▸ Exercise directions:
Lift out all lines below that contain "true".

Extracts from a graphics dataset

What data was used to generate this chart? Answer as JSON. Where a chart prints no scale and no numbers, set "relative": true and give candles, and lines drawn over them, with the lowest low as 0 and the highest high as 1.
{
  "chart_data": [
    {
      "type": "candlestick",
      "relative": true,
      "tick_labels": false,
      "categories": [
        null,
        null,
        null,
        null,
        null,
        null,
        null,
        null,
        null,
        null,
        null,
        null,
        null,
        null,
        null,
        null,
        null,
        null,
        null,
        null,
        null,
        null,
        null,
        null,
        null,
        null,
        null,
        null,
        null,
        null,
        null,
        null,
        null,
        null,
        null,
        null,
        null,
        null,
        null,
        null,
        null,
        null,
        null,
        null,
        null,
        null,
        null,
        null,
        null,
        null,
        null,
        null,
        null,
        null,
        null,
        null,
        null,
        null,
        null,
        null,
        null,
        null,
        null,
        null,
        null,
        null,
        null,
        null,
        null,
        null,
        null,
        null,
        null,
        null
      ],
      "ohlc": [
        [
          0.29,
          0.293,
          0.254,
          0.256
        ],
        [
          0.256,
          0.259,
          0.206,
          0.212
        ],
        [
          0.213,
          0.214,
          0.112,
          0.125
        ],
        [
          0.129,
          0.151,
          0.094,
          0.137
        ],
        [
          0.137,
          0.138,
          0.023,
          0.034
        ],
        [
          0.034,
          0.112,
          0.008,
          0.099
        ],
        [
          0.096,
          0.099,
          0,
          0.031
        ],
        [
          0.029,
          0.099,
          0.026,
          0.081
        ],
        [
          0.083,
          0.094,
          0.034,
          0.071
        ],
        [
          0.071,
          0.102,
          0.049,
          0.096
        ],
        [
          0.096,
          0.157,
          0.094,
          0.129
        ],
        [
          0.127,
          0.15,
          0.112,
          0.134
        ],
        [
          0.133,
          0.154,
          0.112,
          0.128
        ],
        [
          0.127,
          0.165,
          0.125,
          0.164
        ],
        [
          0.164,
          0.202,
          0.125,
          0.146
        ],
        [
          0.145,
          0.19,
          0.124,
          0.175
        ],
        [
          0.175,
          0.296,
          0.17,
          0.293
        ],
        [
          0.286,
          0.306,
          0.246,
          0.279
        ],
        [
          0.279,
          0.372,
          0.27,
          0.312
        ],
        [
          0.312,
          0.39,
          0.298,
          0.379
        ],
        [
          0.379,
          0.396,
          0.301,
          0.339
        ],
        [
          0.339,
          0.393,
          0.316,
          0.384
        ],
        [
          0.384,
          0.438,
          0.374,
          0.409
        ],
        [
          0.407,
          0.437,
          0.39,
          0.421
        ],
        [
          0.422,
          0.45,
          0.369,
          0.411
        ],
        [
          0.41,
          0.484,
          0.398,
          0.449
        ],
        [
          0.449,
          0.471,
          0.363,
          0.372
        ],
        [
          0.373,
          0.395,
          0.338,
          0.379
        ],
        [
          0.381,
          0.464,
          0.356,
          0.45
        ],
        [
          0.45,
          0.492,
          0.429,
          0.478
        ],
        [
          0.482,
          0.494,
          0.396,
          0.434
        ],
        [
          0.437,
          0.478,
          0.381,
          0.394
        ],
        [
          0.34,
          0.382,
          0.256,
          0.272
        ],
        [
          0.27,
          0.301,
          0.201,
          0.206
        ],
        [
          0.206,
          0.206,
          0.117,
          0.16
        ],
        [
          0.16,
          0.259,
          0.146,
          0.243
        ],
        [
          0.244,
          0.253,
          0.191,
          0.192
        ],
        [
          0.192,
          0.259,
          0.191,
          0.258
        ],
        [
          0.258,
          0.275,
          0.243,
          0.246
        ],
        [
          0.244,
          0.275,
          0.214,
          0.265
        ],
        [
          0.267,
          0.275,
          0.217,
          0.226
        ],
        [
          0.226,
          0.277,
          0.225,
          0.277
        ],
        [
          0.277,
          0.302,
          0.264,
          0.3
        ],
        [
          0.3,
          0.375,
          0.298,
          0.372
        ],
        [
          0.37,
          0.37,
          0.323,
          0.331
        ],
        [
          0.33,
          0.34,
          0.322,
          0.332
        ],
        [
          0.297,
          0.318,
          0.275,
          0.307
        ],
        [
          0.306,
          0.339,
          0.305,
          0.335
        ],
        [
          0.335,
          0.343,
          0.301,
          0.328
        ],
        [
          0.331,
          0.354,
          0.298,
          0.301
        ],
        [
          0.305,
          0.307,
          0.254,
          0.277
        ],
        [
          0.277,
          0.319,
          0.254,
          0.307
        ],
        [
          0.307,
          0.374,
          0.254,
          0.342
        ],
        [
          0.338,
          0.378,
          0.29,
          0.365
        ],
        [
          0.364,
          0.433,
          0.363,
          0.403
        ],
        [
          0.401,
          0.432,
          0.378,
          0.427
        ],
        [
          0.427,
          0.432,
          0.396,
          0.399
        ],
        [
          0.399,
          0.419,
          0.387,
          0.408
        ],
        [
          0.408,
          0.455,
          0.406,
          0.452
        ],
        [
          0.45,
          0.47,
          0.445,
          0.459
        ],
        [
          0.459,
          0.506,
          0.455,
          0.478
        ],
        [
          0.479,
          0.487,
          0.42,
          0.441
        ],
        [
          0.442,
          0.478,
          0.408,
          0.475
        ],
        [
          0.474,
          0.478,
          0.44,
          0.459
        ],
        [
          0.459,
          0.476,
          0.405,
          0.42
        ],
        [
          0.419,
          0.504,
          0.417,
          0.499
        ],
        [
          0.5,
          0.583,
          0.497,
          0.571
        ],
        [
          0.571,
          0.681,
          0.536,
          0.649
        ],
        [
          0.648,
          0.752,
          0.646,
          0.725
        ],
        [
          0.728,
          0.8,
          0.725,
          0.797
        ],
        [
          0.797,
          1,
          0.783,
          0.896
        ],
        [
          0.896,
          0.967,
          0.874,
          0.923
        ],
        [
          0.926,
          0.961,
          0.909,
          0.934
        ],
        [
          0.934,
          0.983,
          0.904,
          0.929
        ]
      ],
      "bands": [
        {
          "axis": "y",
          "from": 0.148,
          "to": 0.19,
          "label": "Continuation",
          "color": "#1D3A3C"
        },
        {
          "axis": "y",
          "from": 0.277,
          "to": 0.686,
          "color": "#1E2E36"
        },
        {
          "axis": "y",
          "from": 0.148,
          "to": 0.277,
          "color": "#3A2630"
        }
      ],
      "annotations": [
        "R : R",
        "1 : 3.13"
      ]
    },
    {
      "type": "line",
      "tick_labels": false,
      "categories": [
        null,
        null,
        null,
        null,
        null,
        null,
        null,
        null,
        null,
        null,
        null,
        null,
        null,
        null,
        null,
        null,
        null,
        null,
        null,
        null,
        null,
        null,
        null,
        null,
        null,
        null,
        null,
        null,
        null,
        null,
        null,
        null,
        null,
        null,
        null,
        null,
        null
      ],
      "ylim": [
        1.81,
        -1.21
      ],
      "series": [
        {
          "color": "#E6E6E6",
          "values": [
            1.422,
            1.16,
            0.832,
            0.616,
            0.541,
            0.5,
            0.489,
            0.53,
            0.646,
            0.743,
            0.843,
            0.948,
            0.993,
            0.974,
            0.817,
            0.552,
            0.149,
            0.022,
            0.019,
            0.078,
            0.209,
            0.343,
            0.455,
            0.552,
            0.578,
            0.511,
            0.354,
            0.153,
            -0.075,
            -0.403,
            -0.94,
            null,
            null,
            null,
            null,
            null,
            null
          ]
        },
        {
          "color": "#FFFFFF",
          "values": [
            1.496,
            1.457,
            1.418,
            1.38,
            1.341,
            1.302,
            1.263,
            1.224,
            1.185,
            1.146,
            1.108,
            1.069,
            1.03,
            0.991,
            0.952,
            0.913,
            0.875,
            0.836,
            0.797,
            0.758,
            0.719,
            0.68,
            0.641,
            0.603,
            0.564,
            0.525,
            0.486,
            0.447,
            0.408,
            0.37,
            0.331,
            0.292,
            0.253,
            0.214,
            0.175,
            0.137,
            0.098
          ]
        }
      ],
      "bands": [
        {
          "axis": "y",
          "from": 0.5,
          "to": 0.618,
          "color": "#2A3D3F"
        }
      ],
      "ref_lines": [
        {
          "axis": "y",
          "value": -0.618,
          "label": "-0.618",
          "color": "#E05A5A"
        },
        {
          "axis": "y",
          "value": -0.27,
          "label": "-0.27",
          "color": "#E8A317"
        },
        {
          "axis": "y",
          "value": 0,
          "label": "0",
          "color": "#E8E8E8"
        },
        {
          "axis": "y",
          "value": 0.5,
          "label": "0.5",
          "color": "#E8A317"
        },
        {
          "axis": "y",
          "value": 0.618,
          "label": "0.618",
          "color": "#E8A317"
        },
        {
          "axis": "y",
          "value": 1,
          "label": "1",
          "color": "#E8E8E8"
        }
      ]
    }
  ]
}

▸ Full solution:
What data was used to generate this chart? Answer as JSON. Where a chart prints no scale and no numbers, set "relative": true and give candles, and lines drawn over them, with the lowest low as 0 and the highest high as 1.
      "relative": true,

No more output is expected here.